#### EXERCISE:
Tally the lines below that contain the word "none", and give only that number.

#### INFORMATION PROVIDED:
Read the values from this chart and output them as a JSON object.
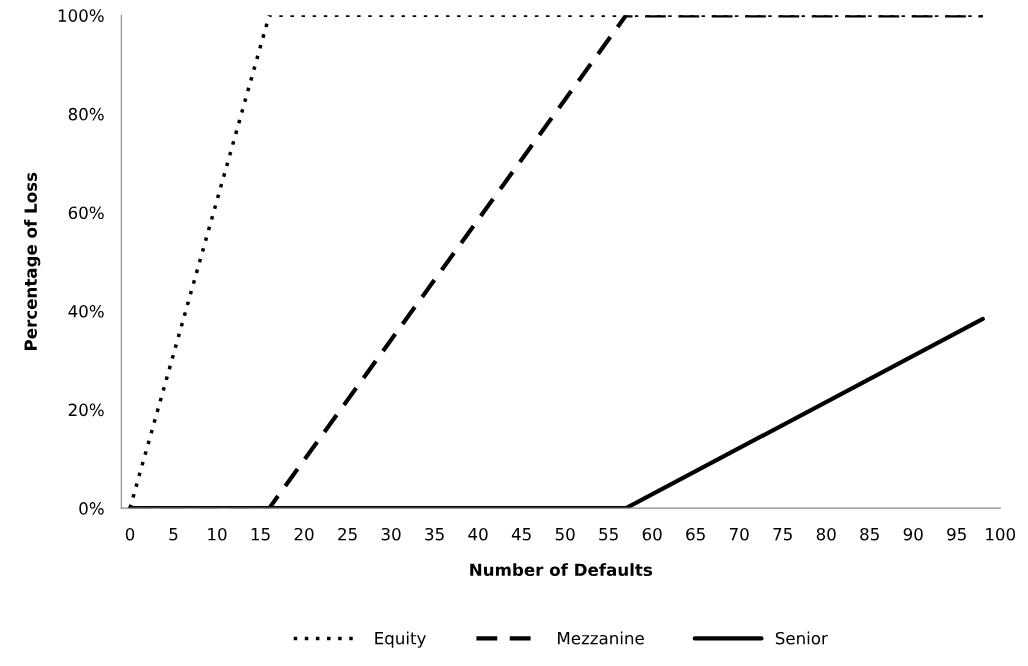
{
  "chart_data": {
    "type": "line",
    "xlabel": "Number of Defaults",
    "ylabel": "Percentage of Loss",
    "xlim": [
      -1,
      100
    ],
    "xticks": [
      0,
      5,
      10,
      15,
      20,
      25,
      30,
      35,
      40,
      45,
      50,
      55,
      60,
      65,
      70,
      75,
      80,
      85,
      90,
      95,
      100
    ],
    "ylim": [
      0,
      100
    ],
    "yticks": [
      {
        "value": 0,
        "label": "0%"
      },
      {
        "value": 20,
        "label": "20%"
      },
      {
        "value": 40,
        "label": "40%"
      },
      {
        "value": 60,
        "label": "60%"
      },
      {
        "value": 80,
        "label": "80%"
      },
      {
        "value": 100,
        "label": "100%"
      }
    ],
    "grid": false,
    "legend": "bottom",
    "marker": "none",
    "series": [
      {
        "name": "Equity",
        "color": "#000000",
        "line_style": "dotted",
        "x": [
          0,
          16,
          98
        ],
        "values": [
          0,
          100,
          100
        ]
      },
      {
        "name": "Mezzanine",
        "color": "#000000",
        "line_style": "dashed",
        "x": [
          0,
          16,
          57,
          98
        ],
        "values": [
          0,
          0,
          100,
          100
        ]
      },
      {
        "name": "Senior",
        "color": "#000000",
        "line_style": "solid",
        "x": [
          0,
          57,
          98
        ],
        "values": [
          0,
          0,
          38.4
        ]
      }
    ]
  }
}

==

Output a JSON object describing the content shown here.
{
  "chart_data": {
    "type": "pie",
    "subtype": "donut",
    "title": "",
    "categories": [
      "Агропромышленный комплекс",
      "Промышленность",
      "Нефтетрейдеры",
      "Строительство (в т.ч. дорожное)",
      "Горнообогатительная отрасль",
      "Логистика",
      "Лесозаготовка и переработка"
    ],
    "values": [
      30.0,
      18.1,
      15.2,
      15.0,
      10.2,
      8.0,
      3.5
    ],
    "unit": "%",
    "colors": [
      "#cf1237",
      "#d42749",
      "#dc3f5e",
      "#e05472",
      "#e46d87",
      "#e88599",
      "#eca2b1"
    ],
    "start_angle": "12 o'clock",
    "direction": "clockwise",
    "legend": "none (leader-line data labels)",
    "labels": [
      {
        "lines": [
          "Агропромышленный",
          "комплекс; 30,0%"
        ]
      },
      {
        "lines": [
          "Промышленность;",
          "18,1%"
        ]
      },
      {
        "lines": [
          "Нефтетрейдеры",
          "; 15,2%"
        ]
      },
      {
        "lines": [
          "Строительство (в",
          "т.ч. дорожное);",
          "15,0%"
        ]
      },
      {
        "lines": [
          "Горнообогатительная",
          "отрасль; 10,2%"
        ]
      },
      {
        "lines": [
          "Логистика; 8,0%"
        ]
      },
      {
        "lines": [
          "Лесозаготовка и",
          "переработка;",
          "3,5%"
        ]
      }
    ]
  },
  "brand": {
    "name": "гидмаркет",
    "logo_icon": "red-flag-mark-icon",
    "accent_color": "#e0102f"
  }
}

#### TASK ANSWER:
2